Records from a collection of figures
- - - - -

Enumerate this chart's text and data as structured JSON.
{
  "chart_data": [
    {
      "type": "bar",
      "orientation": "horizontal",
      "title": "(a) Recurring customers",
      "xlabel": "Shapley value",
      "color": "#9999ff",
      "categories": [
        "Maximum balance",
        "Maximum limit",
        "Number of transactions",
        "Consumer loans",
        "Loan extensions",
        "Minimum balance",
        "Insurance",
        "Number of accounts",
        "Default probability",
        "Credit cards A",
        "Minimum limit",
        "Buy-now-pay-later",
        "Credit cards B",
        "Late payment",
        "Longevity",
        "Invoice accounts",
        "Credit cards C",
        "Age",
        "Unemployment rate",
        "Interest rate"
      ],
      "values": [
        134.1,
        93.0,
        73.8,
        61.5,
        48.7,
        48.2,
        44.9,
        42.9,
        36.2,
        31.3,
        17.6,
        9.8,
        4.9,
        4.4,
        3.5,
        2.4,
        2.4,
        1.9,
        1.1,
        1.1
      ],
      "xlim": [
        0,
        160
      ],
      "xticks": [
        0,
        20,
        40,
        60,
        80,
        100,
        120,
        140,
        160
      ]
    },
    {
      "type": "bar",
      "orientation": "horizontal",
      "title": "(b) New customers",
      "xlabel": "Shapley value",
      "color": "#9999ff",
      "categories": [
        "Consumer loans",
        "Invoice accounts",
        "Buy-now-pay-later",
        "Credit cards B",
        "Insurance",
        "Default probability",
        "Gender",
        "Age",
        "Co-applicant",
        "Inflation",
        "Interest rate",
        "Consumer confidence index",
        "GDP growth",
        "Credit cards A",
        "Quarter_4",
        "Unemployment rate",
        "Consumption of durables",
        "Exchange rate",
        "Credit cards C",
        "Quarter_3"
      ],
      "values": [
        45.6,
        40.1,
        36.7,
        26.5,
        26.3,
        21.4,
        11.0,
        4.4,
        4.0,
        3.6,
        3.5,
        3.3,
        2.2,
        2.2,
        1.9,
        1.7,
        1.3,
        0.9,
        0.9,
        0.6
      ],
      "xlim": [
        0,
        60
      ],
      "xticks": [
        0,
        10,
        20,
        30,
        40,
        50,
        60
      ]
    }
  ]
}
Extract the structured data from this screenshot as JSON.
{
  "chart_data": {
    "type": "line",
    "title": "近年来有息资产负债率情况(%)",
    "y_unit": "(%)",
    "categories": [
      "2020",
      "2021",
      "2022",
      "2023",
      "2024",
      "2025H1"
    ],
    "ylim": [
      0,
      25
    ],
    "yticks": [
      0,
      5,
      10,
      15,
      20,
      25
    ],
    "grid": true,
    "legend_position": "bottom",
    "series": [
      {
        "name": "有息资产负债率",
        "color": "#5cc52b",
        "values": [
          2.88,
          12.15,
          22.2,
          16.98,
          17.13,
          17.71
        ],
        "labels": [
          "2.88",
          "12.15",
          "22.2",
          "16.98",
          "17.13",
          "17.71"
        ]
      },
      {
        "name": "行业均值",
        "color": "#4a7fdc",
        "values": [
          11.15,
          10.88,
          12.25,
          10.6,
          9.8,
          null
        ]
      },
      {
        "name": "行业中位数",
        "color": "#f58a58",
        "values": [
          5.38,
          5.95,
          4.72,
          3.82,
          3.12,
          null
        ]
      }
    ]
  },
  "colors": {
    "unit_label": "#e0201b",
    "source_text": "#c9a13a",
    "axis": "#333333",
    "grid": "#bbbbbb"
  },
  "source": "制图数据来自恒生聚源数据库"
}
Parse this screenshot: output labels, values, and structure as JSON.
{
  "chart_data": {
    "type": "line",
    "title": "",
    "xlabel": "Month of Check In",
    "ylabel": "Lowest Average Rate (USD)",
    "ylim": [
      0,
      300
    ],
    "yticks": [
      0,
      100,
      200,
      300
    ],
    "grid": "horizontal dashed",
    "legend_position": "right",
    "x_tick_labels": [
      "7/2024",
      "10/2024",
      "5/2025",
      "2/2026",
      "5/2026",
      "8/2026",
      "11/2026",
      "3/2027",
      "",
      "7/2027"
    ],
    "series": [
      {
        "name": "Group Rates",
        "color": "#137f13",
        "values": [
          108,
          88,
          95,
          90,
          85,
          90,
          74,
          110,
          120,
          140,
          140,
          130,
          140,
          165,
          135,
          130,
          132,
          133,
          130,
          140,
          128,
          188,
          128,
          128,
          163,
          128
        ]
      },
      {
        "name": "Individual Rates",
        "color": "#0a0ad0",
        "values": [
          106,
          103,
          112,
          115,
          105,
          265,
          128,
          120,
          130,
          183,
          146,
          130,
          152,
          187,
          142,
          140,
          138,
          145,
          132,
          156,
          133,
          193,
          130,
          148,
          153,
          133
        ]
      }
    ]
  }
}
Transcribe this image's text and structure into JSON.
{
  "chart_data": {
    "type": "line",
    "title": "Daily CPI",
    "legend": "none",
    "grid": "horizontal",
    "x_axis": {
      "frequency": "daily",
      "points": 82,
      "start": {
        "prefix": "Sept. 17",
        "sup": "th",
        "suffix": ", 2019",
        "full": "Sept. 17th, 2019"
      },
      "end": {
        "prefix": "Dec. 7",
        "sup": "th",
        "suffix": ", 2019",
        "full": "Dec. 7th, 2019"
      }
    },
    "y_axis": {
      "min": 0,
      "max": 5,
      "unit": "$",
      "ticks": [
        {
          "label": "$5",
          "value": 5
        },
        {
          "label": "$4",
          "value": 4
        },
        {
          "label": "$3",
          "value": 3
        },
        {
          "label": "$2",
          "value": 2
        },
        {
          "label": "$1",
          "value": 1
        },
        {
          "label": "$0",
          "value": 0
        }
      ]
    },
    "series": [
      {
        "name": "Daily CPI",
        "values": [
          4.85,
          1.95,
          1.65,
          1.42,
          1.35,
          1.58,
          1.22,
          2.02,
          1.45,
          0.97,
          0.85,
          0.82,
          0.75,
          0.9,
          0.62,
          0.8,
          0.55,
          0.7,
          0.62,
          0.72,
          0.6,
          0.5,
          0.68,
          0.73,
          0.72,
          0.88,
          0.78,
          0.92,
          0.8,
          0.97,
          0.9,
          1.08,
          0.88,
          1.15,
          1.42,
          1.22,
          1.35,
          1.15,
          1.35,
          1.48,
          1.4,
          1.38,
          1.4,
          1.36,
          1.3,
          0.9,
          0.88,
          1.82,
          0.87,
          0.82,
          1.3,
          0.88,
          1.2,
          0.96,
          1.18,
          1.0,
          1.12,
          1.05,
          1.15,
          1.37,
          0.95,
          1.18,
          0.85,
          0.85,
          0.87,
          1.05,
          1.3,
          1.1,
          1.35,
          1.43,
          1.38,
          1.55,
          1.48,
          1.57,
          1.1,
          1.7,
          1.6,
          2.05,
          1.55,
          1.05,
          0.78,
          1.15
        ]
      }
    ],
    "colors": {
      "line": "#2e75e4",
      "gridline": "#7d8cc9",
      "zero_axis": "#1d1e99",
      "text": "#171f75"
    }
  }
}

- - - - -

Task directions:
Copy all of the data. Keep every word exactly as it is.

Written answer:
Enumerate this chart's text and data as structured JSON.
{
  "chart_data": [
    {
      "type": "bar",
      "orientation": "horizontal",
      "title": "(a) Recurring customers",
      "xlabel": "Shapley value",
      "color": "#9999ff",
      "categories": [
        "Maximum balance",
        "Maximum limit",
        "Number of transactions",
        "Consumer loans",
        "Loan extensions",
        "Minimum balance",
        "Insurance",
        "Number of accounts",
        "Default probability",
        "Credit cards A",
        "Minimum limit",
        "Buy-now-pay-later",
        "Credit cards B",
        "Late payment",
        "Longevity",
        "Invoice accounts",
        "Credit cards C",
        "Age",
        "Unemployment rate",
        "Interest rate"
      ],
      "values": [
        134.1,
        93.0,
        73.8,
        61.5,
        48.7,
        48.2,
        44.9,
        42.9,
        36.2,
        31.3,
        17.6,
        9.8,
        4.9,
        4.4,
        3.5,
        2.4,
        2.4,
        1.9,
        1.1,
        1.1
      ],
      "xlim": [
        0,
        160
      ],
      "xticks": [
        0,
        20,
        40,
        60,
        80,
        100,
        120,
        140,
        160
      ]
    },
    {
      "type": "bar",
      "orientation": "horizontal",
      "title": "(b) New customers",
      "xlabel": "Shapley value",
      "color": "#9999ff",
      "categories": [
        "Consumer loans",
        "Invoice accounts",
        "Buy-now-pay-later",
        "Credit cards B",
        "Insurance",
        "Default probability",
        "Gender",
        "Age",
        "Co-applicant",
        "Inflation",
        "Interest rate",
        "Consumer confidence index",
        "GDP growth",
        "Credit cards A",
        "Quarter_4",
        "Unemployment rate",
        "Consumption of durables",
        "Exchange rate",
        "Credit cards C",
        "Quarter_3"
      ],
      "values": [
        45.6,
        40.1,
        36.7,
        26.5,
        26.3,
        21.4,
        11.0,
        4.4,
        4.0,
        3.6,
        3.5,
        3.3,
        2.2,
        2.2,
        1.9,
        1.7,
        1.3,
        0.9,
        0.9,
        0.6
      ],
      "xlim": [
        0,
        60
      ],
      "xticks": [
        0,
        10,
        20,
        30,
        40,
        50,
        60
      ]
    }
  ]
}
Extract the structured data from this screenshot as JSON.
{
  "chart_data": {
    "type": "line",
    "title": "近年来有息资产负债率情况(%)",
    "y_unit": "(%)",
    "categories": [
      "2020",
      "2021",
      "2022",
      "2023",
      "2024",
      "2025H1"
    ],
    "ylim": [
      0,
      25
    ],
    "yticks": [
      0,
      5,
      10,
      15,
      20,
      25
    ],
    "grid": true,
    "legend_position": "bottom",
    "series": [
      {
        "name": "有息资产负债率",
        "color": "#5cc52b",
        "values": [
          2.88,
          12.15,
          22.2,
          16.98,
          17.13,
          17.71
        ],
        "labels": [
          "2.88",
          "12.15",
          "22.2",
          "16.98",
          "17.13",
          "17.71"
        ]
      },
      {
        "name": "行业均值",
        "color": "#4a7fdc",
        "values": [
          11.15,
          10.88,
          12.25,
          10.6,
          9.8,
          null
        ]
      },
      {
        "name": "行业中位数",
        "color": "#f58a58",
        "values": [
          5.38,
          5.95,
          4.72,
          3.82,
          3.12,
          null
        ]
      }
    ]
  },
  "colors": {
    "unit_label": "#e0201b",
    "source_text": "#c9a13a",
    "axis": "#333333",
    "grid": "#bbbbbb"
  },
  "source": "制图数据来自恒生聚源数据库"
}
Parse this screenshot: output labels, values, and structure as JSON.
{
  "chart_data": {
    "type": "line",
    "title": "",
    "xlabel": "Month of Check In",
    "ylabel": "Lowest Average Rate (USD)",
    "ylim": [
      0,
      300
    ],
    "yticks": [
      0,
      100,
      200,
      300
    ],
    "grid": "horizontal dashed",
    "legend_position": "right",
    "x_tick_labels": [
      "7/2024",
      "10/2024",
      "5/2025",
      "2/2026",
      "5/2026",
      "8/2026",
      "11/2026",
      "3/2027",
      "",
      "7/2027"
    ],
    "series": [
      {
        "name": "Group Rates",
        "color": "#137f13",
        "values": [
          108,
          88,
          95,
          90,
          85,
          90,
          74,
          110,
          120,
          140,
          140,
          130,
          140,
          165,
          135,
          130,
          132,
          133,
          130,
          140,
          128,
          188,
          128,
          128,
          163,
          128
        ]
      },
      {
        "name": "Individual Rates",
        "color": "#0a0ad0",
        "values": [
          106,
          103,
          112,
          115,
          105,
          265,
          128,
          120,
          130,
          183,
          146,
          130,
          152,
          187,
          142,
          140,
          138,
          145,
          132,
          156,
          133,
          193,
          130,
          148,
          153,
          133
        ]
      }
    ]
  }
}
Transcribe this image's text and structure into JSON.
{
  "chart_data": {
    "type": "line",
    "title": "Daily CPI",
    "legend": "none",
    "grid": "horizontal",
    "x_axis": {
      "frequency": "daily",
      "points": 82,
      "start": {
        "prefix": "Sept. 17",
        "sup": "th",
        "suffix": ", 2019",
        "full": "Sept. 17th, 2019"
      },
      "end": {
        "prefix": "Dec. 7",
        "sup": "th",
        "suffix": ", 2019",
        "full": "Dec. 7th, 2019"
      }
    },
    "y_axis": {
      "min": 0,
      "max": 5,
      "unit": "$",
      "ticks": [
        {
          "label": "$5",
          "value": 5
        },
        {
          "label": "$4",
          "value": 4
        },
        {
          "label": "$3",
          "value": 3
        },
        {
          "label": "$2",
          "value": 2
        },
        {
          "label": "$1",
          "value": 1
        },
        {
          "label": "$0",
          "value": 0
        }
      ]
    },
    "series": [
      {
        "name": "Daily CPI",
        "values": [
          4.85,
          1.95,
          1.65,
          1.42,
          1.35,
          1.58,
          1.22,
          2.02,
          1.45,
          0.97,
          0.85,
          0.82,
          0.75,
          0.9,
          0.62,
          0.8,
          0.55,
          0.7,
          0.62,
          0.72,
          0.6,
          0.5,
          0.68,
          0.73,
          0.72,
          0.88,
          0.78,
          0.92,
          0.8,
          0.97,
          0.9,
          1.08,
          0.88,
          1.15,
          1.42,
          1.22,
          1.35,
          1.15,
          1.35,
          1.48,
          1.4,
          1.38,
          1.4,
          1.36,
          1.3,
          0.9,
          0.88,
          1.82,
          0.87,
          0.82,
          1.3,
          0.88,
          1.2,
          0.96,
          1.18,
          1.0,
          1.12,
          1.05,
          1.15,
          1.37,
          0.95,
          1.18,
          0.85,
          0.85,
          0.87,
          1.05,
          1.3,
          1.1,
          1.35,
          1.43,
          1.38,
          1.55,
          1.48,
          1.57,
          1.1,
          1.7,
          1.6,
          2.05,
          1.55,
          1.05,
          0.78,
          1.15
        ]
      }
    ],
    "colors": {
      "line": "#2e75e4",
      "gridline": "#7d8cc9",
      "zero_axis": "#1d1e99",
      "text": "#171f75"
    }
  }
}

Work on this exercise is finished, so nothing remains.